+++ Information provided +++

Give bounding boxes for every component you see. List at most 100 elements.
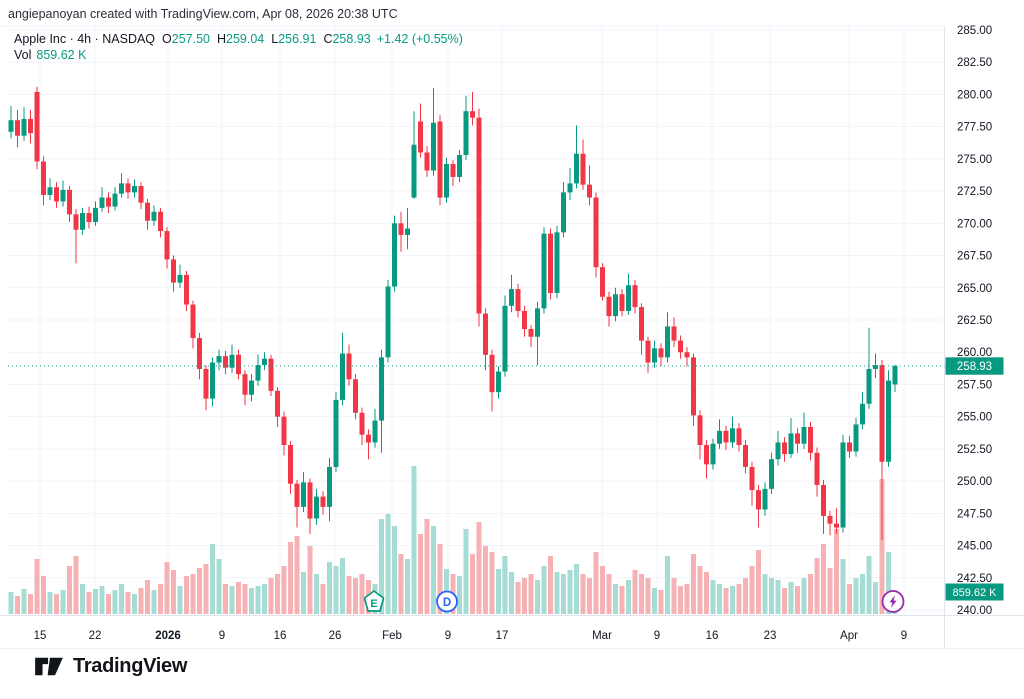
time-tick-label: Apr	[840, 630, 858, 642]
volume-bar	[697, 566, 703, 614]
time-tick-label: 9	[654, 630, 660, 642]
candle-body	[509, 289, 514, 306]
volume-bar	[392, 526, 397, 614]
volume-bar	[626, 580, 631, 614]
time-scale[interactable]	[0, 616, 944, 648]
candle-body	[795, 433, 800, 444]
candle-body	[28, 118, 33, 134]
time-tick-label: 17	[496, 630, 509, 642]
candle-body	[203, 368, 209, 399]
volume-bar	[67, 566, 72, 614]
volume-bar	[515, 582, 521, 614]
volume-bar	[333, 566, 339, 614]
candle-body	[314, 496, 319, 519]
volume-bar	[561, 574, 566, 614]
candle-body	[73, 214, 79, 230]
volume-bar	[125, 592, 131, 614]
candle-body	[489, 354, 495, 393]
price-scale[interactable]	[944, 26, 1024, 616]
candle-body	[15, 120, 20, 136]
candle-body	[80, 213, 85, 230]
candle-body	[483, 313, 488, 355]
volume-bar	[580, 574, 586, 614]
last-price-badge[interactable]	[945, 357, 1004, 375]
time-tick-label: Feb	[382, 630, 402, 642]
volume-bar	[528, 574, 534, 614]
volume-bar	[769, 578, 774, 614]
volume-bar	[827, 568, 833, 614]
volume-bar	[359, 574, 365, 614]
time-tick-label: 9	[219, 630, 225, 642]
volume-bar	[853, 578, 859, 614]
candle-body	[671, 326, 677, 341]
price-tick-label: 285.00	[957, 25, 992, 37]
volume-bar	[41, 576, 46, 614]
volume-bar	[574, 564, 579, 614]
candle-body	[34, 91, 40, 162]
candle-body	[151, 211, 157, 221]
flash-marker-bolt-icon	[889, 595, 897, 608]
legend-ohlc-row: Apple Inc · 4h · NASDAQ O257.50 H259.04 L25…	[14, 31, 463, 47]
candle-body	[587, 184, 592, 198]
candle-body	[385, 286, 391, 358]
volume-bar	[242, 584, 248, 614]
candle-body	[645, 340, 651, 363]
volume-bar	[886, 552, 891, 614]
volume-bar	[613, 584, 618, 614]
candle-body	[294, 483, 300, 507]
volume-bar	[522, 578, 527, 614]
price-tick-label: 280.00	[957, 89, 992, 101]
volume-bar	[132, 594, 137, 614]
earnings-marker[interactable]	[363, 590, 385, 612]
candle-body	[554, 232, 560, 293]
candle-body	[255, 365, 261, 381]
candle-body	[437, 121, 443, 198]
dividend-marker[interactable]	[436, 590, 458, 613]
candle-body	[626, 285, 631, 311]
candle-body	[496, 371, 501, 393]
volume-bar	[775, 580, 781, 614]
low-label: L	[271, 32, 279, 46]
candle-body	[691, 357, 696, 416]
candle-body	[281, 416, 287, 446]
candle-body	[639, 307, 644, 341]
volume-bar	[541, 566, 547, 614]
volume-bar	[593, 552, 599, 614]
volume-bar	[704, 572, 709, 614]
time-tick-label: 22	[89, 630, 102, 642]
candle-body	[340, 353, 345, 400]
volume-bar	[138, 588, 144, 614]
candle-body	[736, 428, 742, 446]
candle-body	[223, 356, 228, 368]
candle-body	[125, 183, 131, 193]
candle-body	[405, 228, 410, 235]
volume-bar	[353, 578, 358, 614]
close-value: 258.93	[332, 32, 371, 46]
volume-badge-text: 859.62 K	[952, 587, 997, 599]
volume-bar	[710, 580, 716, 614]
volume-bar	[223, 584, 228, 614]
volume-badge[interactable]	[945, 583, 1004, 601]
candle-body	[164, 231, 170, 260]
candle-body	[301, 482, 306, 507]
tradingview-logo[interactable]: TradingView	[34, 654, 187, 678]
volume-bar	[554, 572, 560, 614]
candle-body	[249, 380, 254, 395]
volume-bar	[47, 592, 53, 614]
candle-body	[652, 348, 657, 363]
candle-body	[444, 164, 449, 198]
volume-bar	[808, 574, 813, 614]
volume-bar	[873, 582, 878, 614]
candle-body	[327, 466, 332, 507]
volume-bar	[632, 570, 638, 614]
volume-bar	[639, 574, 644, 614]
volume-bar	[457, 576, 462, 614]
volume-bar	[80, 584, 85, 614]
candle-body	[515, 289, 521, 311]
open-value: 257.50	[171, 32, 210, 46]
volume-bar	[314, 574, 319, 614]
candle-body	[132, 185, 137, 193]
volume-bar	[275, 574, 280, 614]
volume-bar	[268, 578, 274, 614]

+++

Task objective:
Please find each line in the records above that contains the string "scale" and copy those lines out in full.

Solution to the exercise:
time-scale[interactable]	[0, 616, 944, 648]
price-scale[interactable]	[944, 26, 1024, 616]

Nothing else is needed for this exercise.